WHAT YOU NEED TO DO:
Your task is to print all of the material verbatim.

Data excerpts:
================================
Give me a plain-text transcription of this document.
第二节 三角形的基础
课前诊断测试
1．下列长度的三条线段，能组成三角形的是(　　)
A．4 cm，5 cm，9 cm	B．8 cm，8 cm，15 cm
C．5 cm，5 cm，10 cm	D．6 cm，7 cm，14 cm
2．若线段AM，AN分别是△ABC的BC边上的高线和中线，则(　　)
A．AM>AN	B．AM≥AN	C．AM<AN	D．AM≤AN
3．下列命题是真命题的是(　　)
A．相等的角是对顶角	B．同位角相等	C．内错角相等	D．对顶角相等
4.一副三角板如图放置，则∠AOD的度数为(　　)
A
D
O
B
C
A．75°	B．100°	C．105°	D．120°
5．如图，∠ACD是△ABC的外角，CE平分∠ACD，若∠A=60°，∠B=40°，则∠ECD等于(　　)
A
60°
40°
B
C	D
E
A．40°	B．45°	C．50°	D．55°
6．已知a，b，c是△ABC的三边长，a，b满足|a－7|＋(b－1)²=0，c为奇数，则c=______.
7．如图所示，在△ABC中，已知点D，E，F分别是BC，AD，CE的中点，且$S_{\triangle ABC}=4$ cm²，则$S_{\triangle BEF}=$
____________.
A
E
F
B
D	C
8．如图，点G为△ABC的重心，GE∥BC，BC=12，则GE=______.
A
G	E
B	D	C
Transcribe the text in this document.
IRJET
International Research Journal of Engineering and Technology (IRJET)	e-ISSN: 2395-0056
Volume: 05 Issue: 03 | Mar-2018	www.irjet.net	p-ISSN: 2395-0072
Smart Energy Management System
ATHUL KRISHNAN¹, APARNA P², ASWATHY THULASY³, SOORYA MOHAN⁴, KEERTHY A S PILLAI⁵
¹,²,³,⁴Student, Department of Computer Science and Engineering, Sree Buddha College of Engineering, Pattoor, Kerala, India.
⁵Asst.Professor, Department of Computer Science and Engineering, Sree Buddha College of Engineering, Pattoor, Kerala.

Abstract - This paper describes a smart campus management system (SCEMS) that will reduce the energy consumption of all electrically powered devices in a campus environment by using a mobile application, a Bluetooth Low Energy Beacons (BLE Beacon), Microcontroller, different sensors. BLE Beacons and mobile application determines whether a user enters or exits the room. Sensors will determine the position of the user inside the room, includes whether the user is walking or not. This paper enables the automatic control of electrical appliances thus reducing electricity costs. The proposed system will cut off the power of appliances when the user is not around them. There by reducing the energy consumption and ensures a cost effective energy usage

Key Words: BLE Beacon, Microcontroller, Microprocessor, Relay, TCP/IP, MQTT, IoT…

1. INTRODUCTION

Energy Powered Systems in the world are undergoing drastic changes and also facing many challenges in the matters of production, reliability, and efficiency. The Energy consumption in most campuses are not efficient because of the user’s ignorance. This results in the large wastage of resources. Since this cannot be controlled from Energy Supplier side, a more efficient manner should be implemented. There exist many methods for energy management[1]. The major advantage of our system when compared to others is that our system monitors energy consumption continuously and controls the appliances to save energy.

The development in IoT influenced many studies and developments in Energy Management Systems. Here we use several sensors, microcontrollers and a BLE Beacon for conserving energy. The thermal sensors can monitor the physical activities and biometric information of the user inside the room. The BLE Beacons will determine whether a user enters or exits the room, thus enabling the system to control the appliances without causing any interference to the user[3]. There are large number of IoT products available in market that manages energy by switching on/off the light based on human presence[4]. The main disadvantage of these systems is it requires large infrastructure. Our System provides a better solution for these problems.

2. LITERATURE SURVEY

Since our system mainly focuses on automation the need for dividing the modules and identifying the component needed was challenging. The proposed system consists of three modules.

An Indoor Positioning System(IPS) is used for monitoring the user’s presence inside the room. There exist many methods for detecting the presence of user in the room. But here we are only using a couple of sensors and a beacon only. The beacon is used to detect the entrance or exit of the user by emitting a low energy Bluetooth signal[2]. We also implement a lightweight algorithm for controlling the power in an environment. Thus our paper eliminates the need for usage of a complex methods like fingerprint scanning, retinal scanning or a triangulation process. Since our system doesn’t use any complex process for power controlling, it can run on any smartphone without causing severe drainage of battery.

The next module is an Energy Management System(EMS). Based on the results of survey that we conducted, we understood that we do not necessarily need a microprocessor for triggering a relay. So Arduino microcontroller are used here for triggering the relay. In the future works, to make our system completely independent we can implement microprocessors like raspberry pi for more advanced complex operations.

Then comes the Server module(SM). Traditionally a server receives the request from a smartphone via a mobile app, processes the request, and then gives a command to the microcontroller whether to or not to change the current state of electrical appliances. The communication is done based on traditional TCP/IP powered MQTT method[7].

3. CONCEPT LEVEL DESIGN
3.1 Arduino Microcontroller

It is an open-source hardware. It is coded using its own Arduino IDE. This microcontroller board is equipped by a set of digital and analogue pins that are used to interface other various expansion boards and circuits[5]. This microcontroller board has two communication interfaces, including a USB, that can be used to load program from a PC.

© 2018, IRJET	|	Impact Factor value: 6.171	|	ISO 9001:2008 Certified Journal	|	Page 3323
================================
TASK ANSWER:
Give me a plain-text transcription of this document.
第二节 三角形的基础
课前诊断测试
1．下列长度的三条线段，能组成三角形的是(　　)
A．4 cm，5 cm，9 cm	B．8 cm，8 cm，15 cm
C．5 cm，5 cm，10 cm	D．6 cm，7 cm，14 cm
2．若线段AM，AN分别是△ABC的BC边上的高线和中线，则(　　)
A．AM>AN	B．AM≥AN	C．AM<AN	D．AM≤AN
3．下列命题是真命题的是(　　)
A．相等的角是对顶角	B．同位角相等	C．内错角相等	D．对顶角相等
4.一副三角板如图放置，则∠AOD的度数为(　　)
A
D
O
B
C
A．75°	B．100°	C．105°	D．120°
5．如图，∠ACD是△ABC的外角，CE平分∠ACD，若∠A=60°，∠B=40°，则∠ECD等于(　　)
A
60°
40°
B
C	D
E
A．40°	B．45°	C．50°	D．55°
6．已知a，b，c是△ABC的三边长，a，b满足|a－7|＋(b－1)²=0，c为奇数，则c=______.
7．如图所示，在△ABC中，已知点D，E，F分别是BC，AD，CE的中点，且$S_{\triangle ABC}=4$ cm²，则$S_{\triangle BEF}=$
____________.
A
E
F
B
D	C
8．如图，点G为△ABC的重心，GE∥BC，BC=12，则GE=______.
A
G	E
B	D	C
Transcribe the text in this document.
IRJET
International Research Journal of Engineering and Technology (IRJET)	e-ISSN: 2395-0056
Volume: 05 Issue: 03 | Mar-2018	www.irjet.net	p-ISSN: 2395-0072
Smart Energy Management System
ATHUL KRISHNAN¹, APARNA P², ASWATHY THULASY³, SOORYA MOHAN⁴, KEERTHY A S PILLAI⁵
¹,²,³,⁴Student, Department of Computer Science and Engineering, Sree Buddha College of Engineering, Pattoor, Kerala, India.
⁵Asst.Professor, Department of Computer Science and Engineering, Sree Buddha College of Engineering, Pattoor, Kerala.

Abstract - This paper describes a smart campus management system (SCEMS) that will reduce the energy consumption of all electrically powered devices in a campus environment by using a mobile application, a Bluetooth Low Energy Beacons (BLE Beacon), Microcontroller, different sensors. BLE Beacons and mobile application determines whether a user enters or exits the room. Sensors will determine the position of the user inside the room, includes whether the user is walking or not. This paper enables the automatic control of electrical appliances thus reducing electricity costs. The proposed system will cut off the power of appliances when the user is not around them. There by reducing the energy consumption and ensures a cost effective energy usage

Key Words: BLE Beacon, Microcontroller, Microprocessor, Relay, TCP/IP, MQTT, IoT…

1. INTRODUCTION

Energy Powered Systems in the world are undergoing drastic changes and also facing many challenges in the matters of production, reliability, and efficiency. The Energy consumption in most campuses are not efficient because of the user’s ignorance. This results in the large wastage of resources. Since this cannot be controlled from Energy Supplier side, a more efficient manner should be implemented. There exist many methods for energy management[1]. The major advantage of our system when compared to others is that our system monitors energy consumption continuously and controls the appliances to save energy.

The development in IoT influenced many studies and developments in Energy Management Systems. Here we use several sensors, microcontrollers and a BLE Beacon for conserving energy. The thermal sensors can monitor the physical activities and biometric information of the user inside the room. The BLE Beacons will determine whether a user enters or exits the room, thus enabling the system to control the appliances without causing any interference to the user[3]. There are large number of IoT products available in market that manages energy by switching on/off the light based on human presence[4]. The main disadvantage of these systems is it requires large infrastructure. Our System provides a better solution for these problems.

2. LITERATURE SURVEY

Since our system mainly focuses on automation the need for dividing the modules and identifying the component needed was challenging. The proposed system consists of three modules.

An Indoor Positioning System(IPS) is used for monitoring the user’s presence inside the room. There exist many methods for detecting the presence of user in the room. But here we are only using a couple of sensors and a beacon only. The beacon is used to detect the entrance or exit of the user by emitting a low energy Bluetooth signal[2]. We also implement a lightweight algorithm for controlling the power in an environment. Thus our paper eliminates the need for usage of a complex methods like fingerprint scanning, retinal scanning or a triangulation process. Since our system doesn’t use any complex process for power controlling, it can run on any smartphone without causing severe drainage of battery.

The next module is an Energy Management System(EMS). Based on the results of survey that we conducted, we understood that we do not necessarily need a microprocessor for triggering a relay. So Arduino microcontroller are used here for triggering the relay. In the future works, to make our system completely independent we can implement microprocessors like raspberry pi for more advanced complex operations.

Then comes the Server module(SM). Traditionally a server receives the request from a smartphone via a mobile app, processes the request, and then gives a command to the microcontroller whether to or not to change the current state of electrical appliances. The communication is done based on traditional TCP/IP powered MQTT method[7].

3. CONCEPT LEVEL DESIGN
3.1 Arduino Microcontroller

It is an open-source hardware. It is coded using its own Arduino IDE. This microcontroller board is equipped by a set of digital and analogue pins that are used to interface other various expansion boards and circuits[5]. This microcontroller board has two communication interfaces, including a USB, that can be used to load program from a PC.

© 2018, IRJET	|	Impact Factor value: 6.171	|	ISO 9001:2008 Certified Journal	|	Page 3323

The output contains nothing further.